(Dataset records)
****

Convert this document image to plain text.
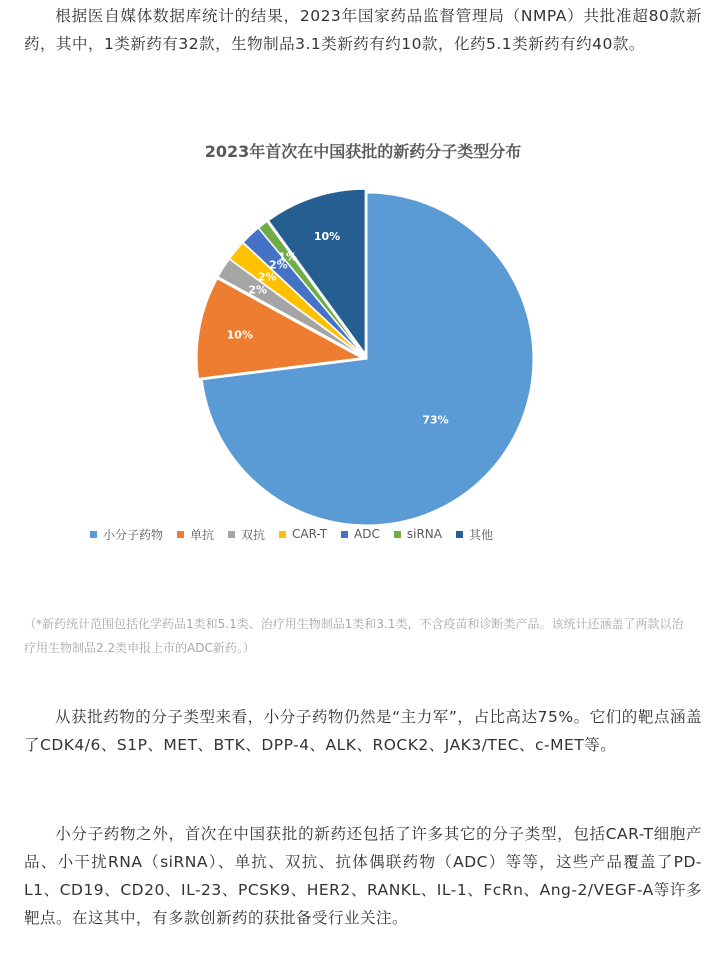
根据医自媒体数据库统计的结果，2023年国家药品监督管理局（NMPA）共批准超80款新药，其中，1类新药有32款，生物制品3.1类新药有约10款，化药5.1类新药有约40款。
73%
10%
2%
2%
2%
1%
10%
2023年首次在中国获批的新药分子类型分布
小分子药物 单抗 双抗 CAR-T ADC siRNA 其他
（*新药统计范围包括化学药品1类和5.1类、治疗用生物制品1类和3.1类，不含疫苗和诊断类产品。该统计还涵盖了两款以治疗用生物制品2.2类申报上市的ADC新药。）
从获批药物的分子类型来看，小分子药物仍然是“主力军”，占比高达75%。它们的靶点涵盖了CDK4/6、S1P、MET、BTK、DPP-4、ALK、ROCK2、JAK3/TEC、c-MET等。
小分子药物之外，首次在中国获批的新药还包括了许多其它的分子类型，包括CAR-T细胞产品、小干扰RNA（siRNA）、单抗、双抗、抗体偶联药物（ADC）等等，这些产品覆盖了PD-L1、CD19、CD20、IL-23、PCSK9、HER2、RANKL、IL-1、FcRn、Ang-2/VEGF-A等许多靶点。在这其中，有多款创新药的获批备受行业关注。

****

WORK REQUIRED:
Only lines with the string "siRNA" belong in your answer; copy each one.

SOLUTION FOR THIS EXERCISE:
小分子药物 单抗 双抗 CAR-T ADC siRNA 其他
小分子药物之外，首次在中国获批的新药还包括了许多其它的分子类型，包括CAR-T细胞产品、小干扰RNA（siRNA）、单抗、双抗、抗体偶联药物（ADC）等等，这些产品覆盖了PD-L1、CD19、CD20、IL-23、PCSK9、HER2、RANKL、IL-1、FcRn、Ang-2/VEGF-A等许多靶点。在这其中，有多款创新药的获批备受行业关注。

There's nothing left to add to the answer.